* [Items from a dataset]
==============================

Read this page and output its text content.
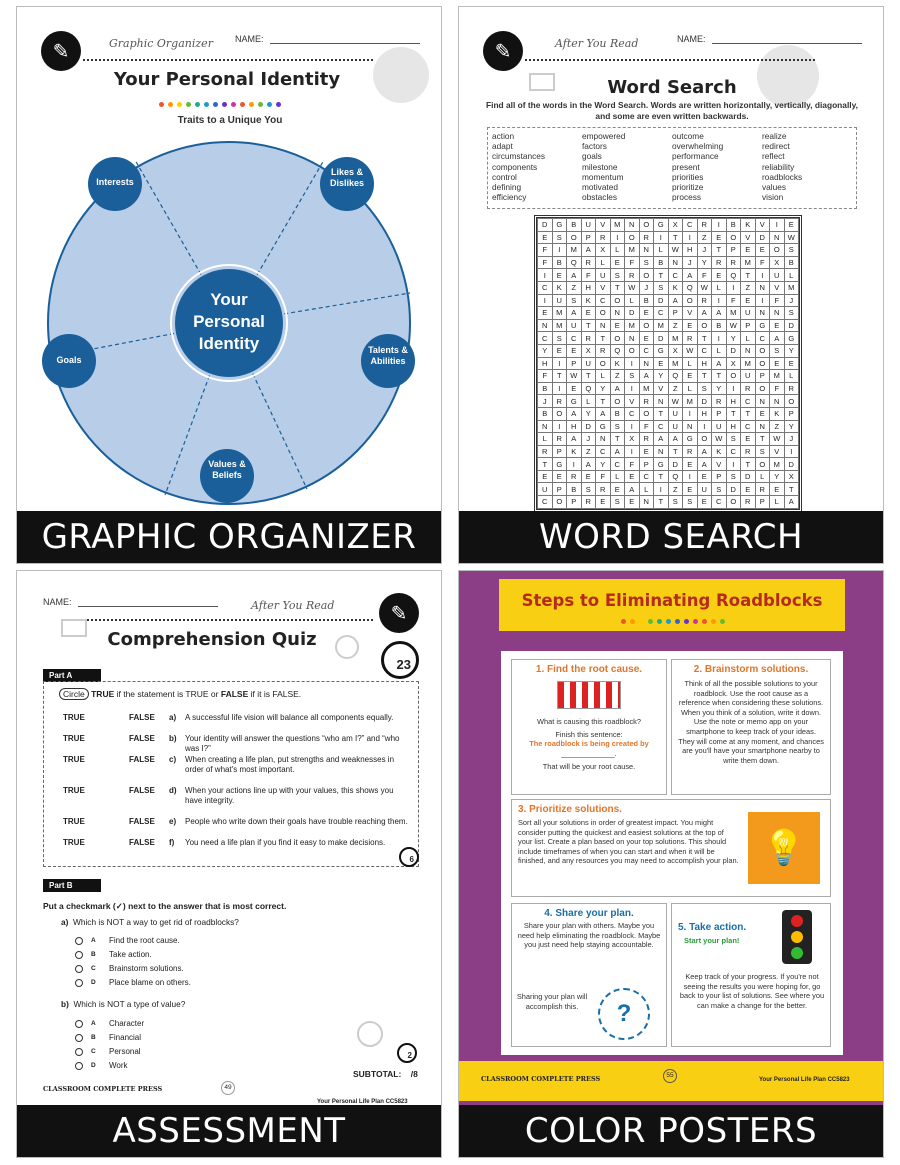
✎	Graphic Organizer NAME:
Your Personal Identity
Traits to a Unique You
Your Personal Identity
Interests
Likes & Dislikes
Goals
Talents & Abilities
Values & Beliefs
GRAPHIC ORGANIZER
✎	After You Read	NAME:
Word Search
Find all of the words in the Word Search. Words are written horizontally, vertically, diagonally, and some are even written backwards.
action
adapt
circumstances
components
control
defining
efficiency
empowered
factors
goals
milestone
momentum
motivated
obstacles
outcome
overwhelming
performance
present
priorities
prioritize
process
realize
redirect
reflect
reliability
roadblocks
values
vision
D	G	B	U	V	M	N	O	G	X	C	R	I	B	K	V	I	E
E	S	O	P	R	I	O	R	I	T	I	Z	E	O	V	D	N	W
F	I	M	A	X	L	M	N	L	W	H	J	T	P	E	E	O	S
F	B	Q	R	L	E	F	S	B	N	J	Y	R	R	M	F	X	B
I	E	A	F	U	S	R	O	T	C	A	F	E	Q	T	I	U	L
C	K	Z	H	V	T	W	J	S	K	Q	W	L	I	Z	N	V	M
I	U	S	K	C	O	L	B	D	A	O	R	I	F	E	I	F	J
E	M	A	E	O	N	D	E	C	P	V	A	A	M	U	N	N	S
N	M	U	T	N	E	M	O	M	Z	E	O	B	W	P	G	E	D
C	S	C	R	T	O	N	E	D	M	R	T	I	Y	L	C	A	G
Y	E	E	X	R	Q	O	C	G	X	W	C	L	D	N	O	S	Y
H	I	P	U	O	K	I	N	E	M	L	H	A	X	M	O	E	E
F	T	W	T	L	Z	S	A	Y	Q	E	T	T	O	U	P	M	L
B	I	E	Q	Y	A	I	M	V	Z	L	S	Y	I	R	O	F	R
J	R	G	L	T	O	V	R	N	W	M	D	R	H	C	N	N	O
B	O	A	Y	A	B	C	O	T	U	I	H	P	T	T	E	K	P
N	I	H	D	G	S	I	F	C	U	N	I	U	H	C	N	Z	Y
L	R	A	J	N	T	X	R	A	A	G	O	W	S	E	T	W	J
R	P	K	Z	C	A	I	E	N	T	R	A	K	C	R	S	V	I
T	G	I	A	Y	C	F	P	G	D	E	A	V	I	T	O	M	D
E	E	R	E	F	L	E	C	T	Q	I	E	P	S	D	L	Y	X
U	P	B	S	R	E	A	L	I	Z	E	U	S	D	E	R	E	T
C	O	P	R	E	S	E	N	T	S	S	E	C	O	R	P	L	A
WORD SEARCH
NAME:	After You Read	✎
Comprehension Quiz
23
Part A
Circle TRUE if the statement is TRUE or FALSE if it is FALSE.
TRUE	FALSE	a)	A successful life vision will balance all components equally.
TRUE	FALSE	b)	Your identity will answer the questions “who am I?” and “who was I?”
TRUE	FALSE	c)	When creating a life plan, put strengths and weaknesses in order of what's most important.
TRUE	FALSE	d)	When your actions line up with your values, this shows you have integrity.
TRUE	FALSE	e)	People who write down their goals have trouble reaching them.
TRUE	FALSE	f)	You need a life plan if you find it easy to make decisions.
6
Part B
Put a checkmark (✓) next to the answer that is most correct.
a) Which is NOT a way to get rid of roadblocks?
A	Find the root cause.
B	Take action.
C	Brainstorm solutions.
D	Place blame on others.
b) Which is NOT a type of value?
A	Character
B	Financial
C	Personal
D	Work
2
SUBTOTAL: /8
CLASSROOM COMPLETE PRESS	49
Your Personal Life Plan CC5823
ASSESSMENT
Steps to Eliminating Roadblocks
1. Find the root cause.
What is causing this roadblock?
Finish this sentence:
The roadblock is being created by _____________.
That will be your root cause.
2. Brainstorm solutions.
Think of all the possible solutions to your roadblock. Use the root cause as a reference when considering these solutions. When you think of a solution, write it down. Use the note or memo app on your smartphone to keep track of your ideas. They will come at any moment, and chances are you'll have your smartphone nearby to write them down.
3. Prioritize solutions.
Sort all your solutions in order of greatest impact. You might consider putting the quickest and easiest solutions at the top of your list. Create a plan based on your top solutions. This should include timeframes of when you can start and when it will be finished, and any resources you may need to accomplish your plan. 💡
4. Share your plan.
Share your plan with others. Maybe you need help eliminating the roadblock. Maybe you just need help staying accountable.
Sharing your plan will accomplish this.	?
5. Take action.
Start your plan!
Keep track of your progress. If you're not seeing the results you were hoping for, go back to your list of solutions. See where you can make a change for the better.
CLASSROOM COMPLETE PRESS	55
Your Personal Life Plan CC5823
COLOR POSTERS
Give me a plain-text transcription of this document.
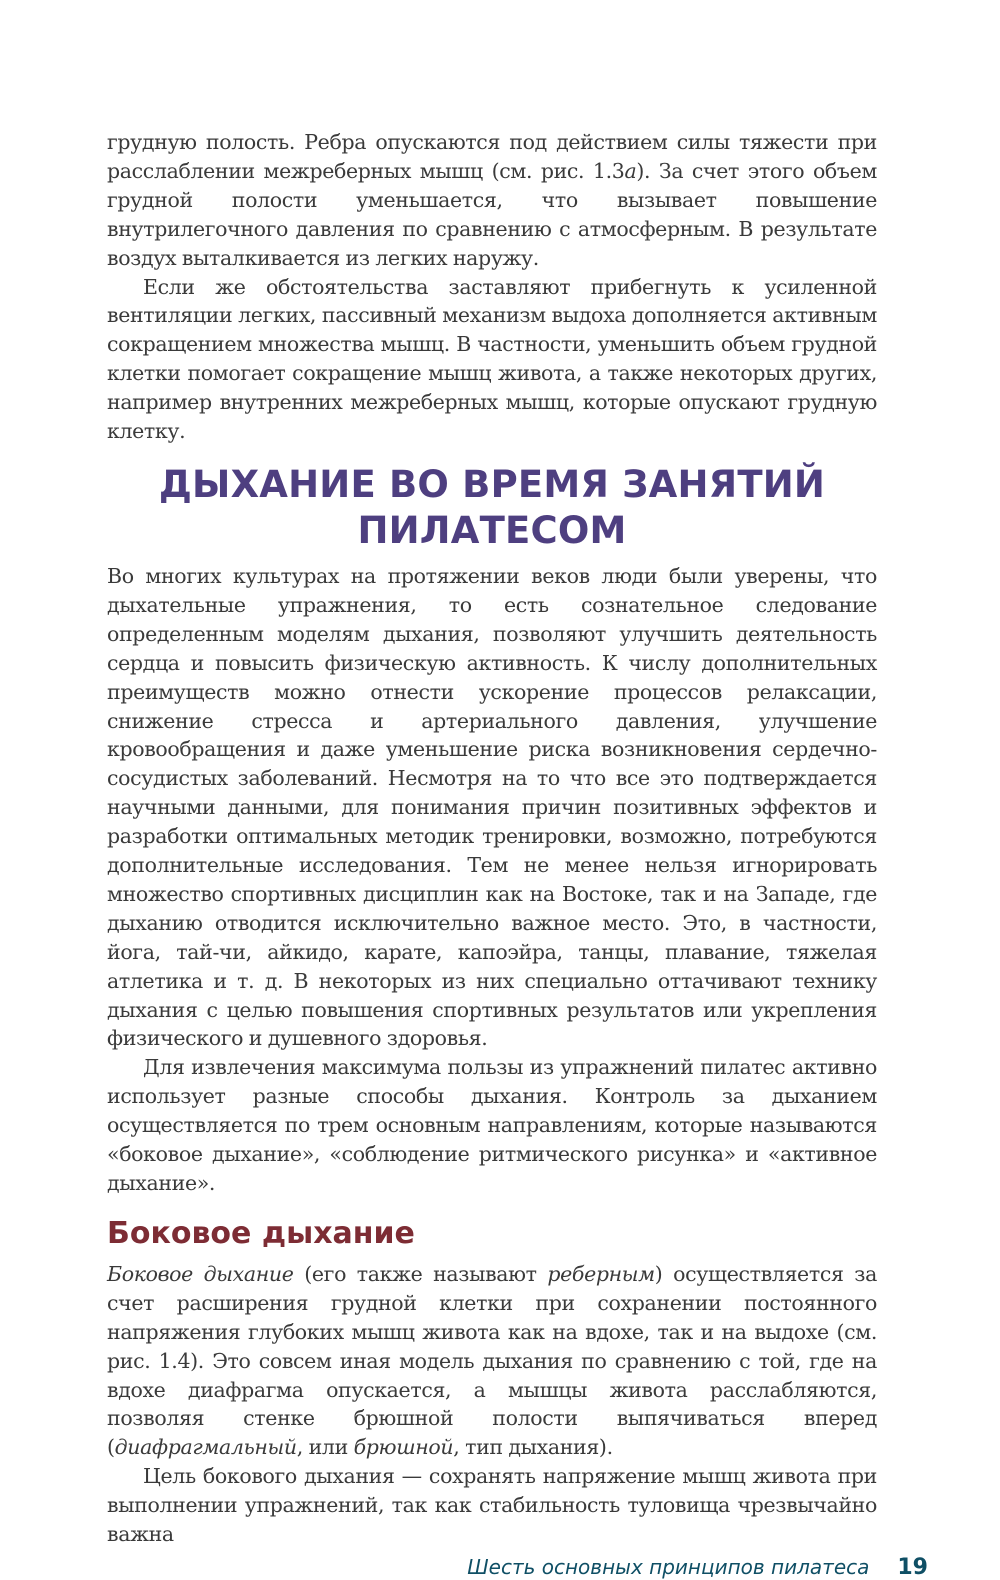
грудную полость. Ребра опускаются под действием силы тяжести при расслаблении межреберных мышц (см. рис. 1.3а). За счет этого объем грудной полости уменьшается, что вызывает повышение внутрилегочного давления по сравнению с атмосферным. В результате воздух выталкивается из легких наружу.

Если же обстоятельства заставляют прибегнуть к усиленной вентиляции легких, пассивный механизм выдоха дополняется активным сокращением множества мышц. В частности, уменьшить объем грудной клетки помогает сокращение мышц живота, а также некоторых других, например внутренних межреберных мышц, которые опускают грудную клетку.

ДЫХАНИЕ ВО ВРЕМЯ ЗАНЯТИЙ ПИЛАТЕСОМ

Во многих культурах на протяжении веков люди были уверены, что дыхательные упражнения, то есть сознательное следование определенным моделям дыхания, позволяют улучшить деятельность сердца и повысить физическую активность. К числу дополнительных преимуществ можно отнести ускорение процессов релаксации, снижение стресса и артериального давления, улучшение кровообращения и даже уменьшение риска возникновения сердечно-сосудистых заболеваний. Несмотря на то что все это подтверждается научными данными, для понимания причин позитивных эффектов и разработки оптимальных методик тренировки, возможно, потребуются дополнительные исследования. Тем не менее нельзя игнорировать множество спортивных дисциплин как на Востоке, так и на Западе, где дыханию отводится исключительно важное место. Это, в частности, йога, тай-чи, айкидо, карате, капоэйра, танцы, плавание, тяжелая атлетика и т. д. В некоторых из них специально оттачивают технику дыхания с целью повышения спортивных результатов или укрепления физического и душевного здоровья.

Для извлечения максимума пользы из упражнений пилатес активно использует разные способы дыхания. Контроль за дыханием осуществляется по трем основным направлениям, которые называются «боковое дыхание», «соблюдение ритмического рисунка» и «активное дыхание».

Боковое дыхание

Боковое дыхание (его также называют реберным) осуществляется за счет расширения грудной клетки при сохранении постоянного напряжения глубоких мышц живота как на вдохе, так и на выдохе (см. рис. 1.4). Это совсем иная модель дыхания по сравнению с той, где на вдохе диафрагма опускается, а мышцы живота расслабляются, позволяя стенке брюшной полости выпячиваться вперед (диафрагмальный, или брюшной, тип дыхания).

Цель бокового дыхания — сохранять напряжение мышц живота при выполнении упражнений, так как стабильность туловища чрезвычайно важна

Шесть основных принципов пилатеса 19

==============================

* [TASK INSTRUCTIONS] From the data above, pick out each line containing "root" and copy it.

* [RESULT]
A	Find the root cause.
1. Find the root cause.
That will be your root cause.
Think of all the possible solutions to your roadblock. Use the root cause as a reference when considering these solutions. When you think of a solution, write it down. Use the note or memo app on your smartphone to keep track of your ideas. They will come at any moment, and chances are you'll have your smartphone nearby to write them down.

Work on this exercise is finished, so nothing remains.